• Exercise goal
Repeat the whole of the data, keeping every detail the same.

• Data
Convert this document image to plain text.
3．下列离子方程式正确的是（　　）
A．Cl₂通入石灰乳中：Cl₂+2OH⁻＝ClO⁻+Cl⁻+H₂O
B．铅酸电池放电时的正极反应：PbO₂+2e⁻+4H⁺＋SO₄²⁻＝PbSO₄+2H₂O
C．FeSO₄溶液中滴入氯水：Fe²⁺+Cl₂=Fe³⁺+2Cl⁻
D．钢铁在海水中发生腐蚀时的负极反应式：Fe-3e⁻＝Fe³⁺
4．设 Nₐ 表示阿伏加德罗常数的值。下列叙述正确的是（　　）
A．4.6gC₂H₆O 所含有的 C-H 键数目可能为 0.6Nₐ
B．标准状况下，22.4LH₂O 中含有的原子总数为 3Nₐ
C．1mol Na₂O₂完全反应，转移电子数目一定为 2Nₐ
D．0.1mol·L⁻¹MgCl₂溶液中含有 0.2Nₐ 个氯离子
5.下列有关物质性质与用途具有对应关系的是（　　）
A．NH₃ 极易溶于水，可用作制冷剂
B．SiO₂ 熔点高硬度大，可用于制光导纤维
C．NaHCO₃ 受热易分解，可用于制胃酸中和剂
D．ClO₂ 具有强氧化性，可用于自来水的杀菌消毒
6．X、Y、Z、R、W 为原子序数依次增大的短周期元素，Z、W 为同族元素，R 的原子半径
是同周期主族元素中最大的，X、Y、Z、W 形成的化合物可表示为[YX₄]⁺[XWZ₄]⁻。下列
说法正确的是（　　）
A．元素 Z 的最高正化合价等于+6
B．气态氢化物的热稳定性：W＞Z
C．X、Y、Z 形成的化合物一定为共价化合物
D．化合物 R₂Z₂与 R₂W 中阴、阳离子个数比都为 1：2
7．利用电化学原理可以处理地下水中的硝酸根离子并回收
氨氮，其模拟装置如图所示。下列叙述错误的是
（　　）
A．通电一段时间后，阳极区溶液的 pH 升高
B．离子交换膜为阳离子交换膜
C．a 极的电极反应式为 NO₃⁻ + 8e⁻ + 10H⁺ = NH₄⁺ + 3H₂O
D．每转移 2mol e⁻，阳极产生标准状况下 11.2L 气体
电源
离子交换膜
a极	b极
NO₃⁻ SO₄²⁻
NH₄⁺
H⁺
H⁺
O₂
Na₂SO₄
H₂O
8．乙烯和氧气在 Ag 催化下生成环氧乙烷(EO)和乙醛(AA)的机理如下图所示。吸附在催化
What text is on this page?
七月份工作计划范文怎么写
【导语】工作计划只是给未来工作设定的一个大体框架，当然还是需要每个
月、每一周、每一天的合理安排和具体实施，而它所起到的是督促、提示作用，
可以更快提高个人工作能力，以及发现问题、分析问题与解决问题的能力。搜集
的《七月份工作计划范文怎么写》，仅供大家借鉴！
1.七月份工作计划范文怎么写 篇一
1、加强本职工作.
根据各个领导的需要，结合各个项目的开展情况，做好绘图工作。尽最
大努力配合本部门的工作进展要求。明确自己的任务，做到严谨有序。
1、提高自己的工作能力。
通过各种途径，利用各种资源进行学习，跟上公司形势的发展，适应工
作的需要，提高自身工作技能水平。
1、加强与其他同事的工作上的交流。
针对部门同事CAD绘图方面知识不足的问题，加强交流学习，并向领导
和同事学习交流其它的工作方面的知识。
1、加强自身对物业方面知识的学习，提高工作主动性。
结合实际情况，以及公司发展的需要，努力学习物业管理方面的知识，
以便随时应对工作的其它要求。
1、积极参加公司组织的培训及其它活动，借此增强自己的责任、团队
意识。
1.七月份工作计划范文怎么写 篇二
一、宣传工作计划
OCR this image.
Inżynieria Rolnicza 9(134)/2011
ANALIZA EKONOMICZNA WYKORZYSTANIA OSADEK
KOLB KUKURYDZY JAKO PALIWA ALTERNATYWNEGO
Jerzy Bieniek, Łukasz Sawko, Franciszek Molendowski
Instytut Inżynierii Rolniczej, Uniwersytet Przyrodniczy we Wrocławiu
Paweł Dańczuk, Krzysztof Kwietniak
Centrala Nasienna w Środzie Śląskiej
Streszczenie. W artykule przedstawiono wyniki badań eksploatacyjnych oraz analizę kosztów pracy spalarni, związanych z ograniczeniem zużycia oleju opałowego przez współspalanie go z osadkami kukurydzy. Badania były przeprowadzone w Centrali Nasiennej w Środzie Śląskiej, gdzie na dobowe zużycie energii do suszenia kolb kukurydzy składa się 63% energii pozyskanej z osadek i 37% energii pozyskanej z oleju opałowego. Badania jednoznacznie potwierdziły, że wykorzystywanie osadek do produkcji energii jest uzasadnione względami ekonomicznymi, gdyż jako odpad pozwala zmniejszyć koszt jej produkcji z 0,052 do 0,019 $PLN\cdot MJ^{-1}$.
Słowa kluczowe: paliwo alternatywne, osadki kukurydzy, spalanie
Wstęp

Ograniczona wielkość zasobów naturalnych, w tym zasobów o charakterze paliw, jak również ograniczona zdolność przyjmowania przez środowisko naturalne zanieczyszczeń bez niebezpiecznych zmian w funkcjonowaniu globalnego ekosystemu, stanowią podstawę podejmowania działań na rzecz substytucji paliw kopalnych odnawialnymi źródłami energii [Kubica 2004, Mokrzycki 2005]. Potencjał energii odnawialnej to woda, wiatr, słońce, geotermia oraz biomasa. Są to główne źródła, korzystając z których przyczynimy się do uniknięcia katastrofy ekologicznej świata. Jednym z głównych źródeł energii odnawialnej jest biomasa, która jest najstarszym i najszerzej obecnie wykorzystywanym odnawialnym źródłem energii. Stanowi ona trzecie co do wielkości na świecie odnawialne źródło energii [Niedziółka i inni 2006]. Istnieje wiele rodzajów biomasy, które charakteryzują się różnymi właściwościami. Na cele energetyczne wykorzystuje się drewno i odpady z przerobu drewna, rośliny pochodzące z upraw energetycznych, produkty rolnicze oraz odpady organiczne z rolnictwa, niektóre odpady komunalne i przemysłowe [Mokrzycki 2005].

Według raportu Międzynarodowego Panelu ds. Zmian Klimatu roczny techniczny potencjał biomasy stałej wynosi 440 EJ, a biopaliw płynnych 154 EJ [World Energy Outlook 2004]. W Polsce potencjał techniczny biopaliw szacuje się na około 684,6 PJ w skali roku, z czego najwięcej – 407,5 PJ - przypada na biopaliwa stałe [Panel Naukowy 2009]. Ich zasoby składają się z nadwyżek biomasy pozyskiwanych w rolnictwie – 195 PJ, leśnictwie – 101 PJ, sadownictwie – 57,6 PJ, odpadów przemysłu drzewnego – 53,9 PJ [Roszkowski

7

• Result for this exercise
Convert this document image to plain text.
3．下列离子方程式正确的是（　　）
A．Cl₂通入石灰乳中：Cl₂+2OH⁻＝ClO⁻+Cl⁻+H₂O
B．铅酸电池放电时的正极反应：PbO₂+2e⁻+4H⁺＋SO₄²⁻＝PbSO₄+2H₂O
C．FeSO₄溶液中滴入氯水：Fe²⁺+Cl₂=Fe³⁺+2Cl⁻
D．钢铁在海水中发生腐蚀时的负极反应式：Fe-3e⁻＝Fe³⁺
4．设 Nₐ 表示阿伏加德罗常数的值。下列叙述正确的是（　　）
A．4.6gC₂H₆O 所含有的 C-H 键数目可能为 0.6Nₐ
B．标准状况下，22.4LH₂O 中含有的原子总数为 3Nₐ
C．1mol Na₂O₂完全反应，转移电子数目一定为 2Nₐ
D．0.1mol·L⁻¹MgCl₂溶液中含有 0.2Nₐ 个氯离子
5.下列有关物质性质与用途具有对应关系的是（　　）
A．NH₃ 极易溶于水，可用作制冷剂
B．SiO₂ 熔点高硬度大，可用于制光导纤维
C．NaHCO₃ 受热易分解，可用于制胃酸中和剂
D．ClO₂ 具有强氧化性，可用于自来水的杀菌消毒
6．X、Y、Z、R、W 为原子序数依次增大的短周期元素，Z、W 为同族元素，R 的原子半径
是同周期主族元素中最大的，X、Y、Z、W 形成的化合物可表示为[YX₄]⁺[XWZ₄]⁻。下列
说法正确的是（　　）
A．元素 Z 的最高正化合价等于+6
B．气态氢化物的热稳定性：W＞Z
C．X、Y、Z 形成的化合物一定为共价化合物
D．化合物 R₂Z₂与 R₂W 中阴、阳离子个数比都为 1：2
7．利用电化学原理可以处理地下水中的硝酸根离子并回收
氨氮，其模拟装置如图所示。下列叙述错误的是
（　　）
A．通电一段时间后，阳极区溶液的 pH 升高
B．离子交换膜为阳离子交换膜
C．a 极的电极反应式为 NO₃⁻ + 8e⁻ + 10H⁺ = NH₄⁺ + 3H₂O
D．每转移 2mol e⁻，阳极产生标准状况下 11.2L 气体
电源
离子交换膜
a极	b极
NO₃⁻ SO₄²⁻
NH₄⁺
H⁺
H⁺
O₂
Na₂SO₄
H₂O
8．乙烯和氧气在 Ag 催化下生成环氧乙烷(EO)和乙醛(AA)的机理如下图所示。吸附在催化
What text is on this page?
七月份工作计划范文怎么写
【导语】工作计划只是给未来工作设定的一个大体框架，当然还是需要每个
月、每一周、每一天的合理安排和具体实施，而它所起到的是督促、提示作用，
可以更快提高个人工作能力，以及发现问题、分析问题与解决问题的能力。搜集
的《七月份工作计划范文怎么写》，仅供大家借鉴！
1.七月份工作计划范文怎么写 篇一
1、加强本职工作.
根据各个领导的需要，结合各个项目的开展情况，做好绘图工作。尽最
大努力配合本部门的工作进展要求。明确自己的任务，做到严谨有序。
1、提高自己的工作能力。
通过各种途径，利用各种资源进行学习，跟上公司形势的发展，适应工
作的需要，提高自身工作技能水平。
1、加强与其他同事的工作上的交流。
针对部门同事CAD绘图方面知识不足的问题，加强交流学习，并向领导
和同事学习交流其它的工作方面的知识。
1、加强自身对物业方面知识的学习，提高工作主动性。
结合实际情况，以及公司发展的需要，努力学习物业管理方面的知识，
以便随时应对工作的其它要求。
1、积极参加公司组织的培训及其它活动，借此增强自己的责任、团队
意识。
1.七月份工作计划范文怎么写 篇二
一、宣传工作计划
OCR this image.
Inżynieria Rolnicza 9(134)/2011
ANALIZA EKONOMICZNA WYKORZYSTANIA OSADEK
KOLB KUKURYDZY JAKO PALIWA ALTERNATYWNEGO
Jerzy Bieniek, Łukasz Sawko, Franciszek Molendowski
Instytut Inżynierii Rolniczej, Uniwersytet Przyrodniczy we Wrocławiu
Paweł Dańczuk, Krzysztof Kwietniak
Centrala Nasienna w Środzie Śląskiej
Streszczenie. W artykule przedstawiono wyniki badań eksploatacyjnych oraz analizę kosztów pracy spalarni, związanych z ograniczeniem zużycia oleju opałowego przez współspalanie go z osadkami kukurydzy. Badania były przeprowadzone w Centrali Nasiennej w Środzie Śląskiej, gdzie na dobowe zużycie energii do suszenia kolb kukurydzy składa się 63% energii pozyskanej z osadek i 37% energii pozyskanej z oleju opałowego. Badania jednoznacznie potwierdziły, że wykorzystywanie osadek do produkcji energii jest uzasadnione względami ekonomicznymi, gdyż jako odpad pozwala zmniejszyć koszt jej produkcji z 0,052 do 0,019 $PLN\cdot MJ^{-1}$.
Słowa kluczowe: paliwo alternatywne, osadki kukurydzy, spalanie
Wstęp

Ograniczona wielkość zasobów naturalnych, w tym zasobów o charakterze paliw, jak również ograniczona zdolność przyjmowania przez środowisko naturalne zanieczyszczeń bez niebezpiecznych zmian w funkcjonowaniu globalnego ekosystemu, stanowią podstawę podejmowania działań na rzecz substytucji paliw kopalnych odnawialnymi źródłami energii [Kubica 2004, Mokrzycki 2005]. Potencjał energii odnawialnej to woda, wiatr, słońce, geotermia oraz biomasa. Są to główne źródła, korzystając z których przyczynimy się do uniknięcia katastrofy ekologicznej świata. Jednym z głównych źródeł energii odnawialnej jest biomasa, która jest najstarszym i najszerzej obecnie wykorzystywanym odnawialnym źródłem energii. Stanowi ona trzecie co do wielkości na świecie odnawialne źródło energii [Niedziółka i inni 2006]. Istnieje wiele rodzajów biomasy, które charakteryzują się różnymi właściwościami. Na cele energetyczne wykorzystuje się drewno i odpady z przerobu drewna, rośliny pochodzące z upraw energetycznych, produkty rolnicze oraz odpady organiczne z rolnictwa, niektóre odpady komunalne i przemysłowe [Mokrzycki 2005].

Według raportu Międzynarodowego Panelu ds. Zmian Klimatu roczny techniczny potencjał biomasy stałej wynosi 440 EJ, a biopaliw płynnych 154 EJ [World Energy Outlook 2004]. W Polsce potencjał techniczny biopaliw szacuje się na około 684,6 PJ w skali roku, z czego najwięcej – 407,5 PJ - przypada na biopaliwa stałe [Panel Naukowy 2009]. Ich zasoby składają się z nadwyżek biomasy pozyskiwanych w rolnictwie – 195 PJ, leśnictwie – 101 PJ, sadownictwie – 57,6 PJ, odpadów przemysłu drzewnego – 53,9 PJ [Roszkowski

7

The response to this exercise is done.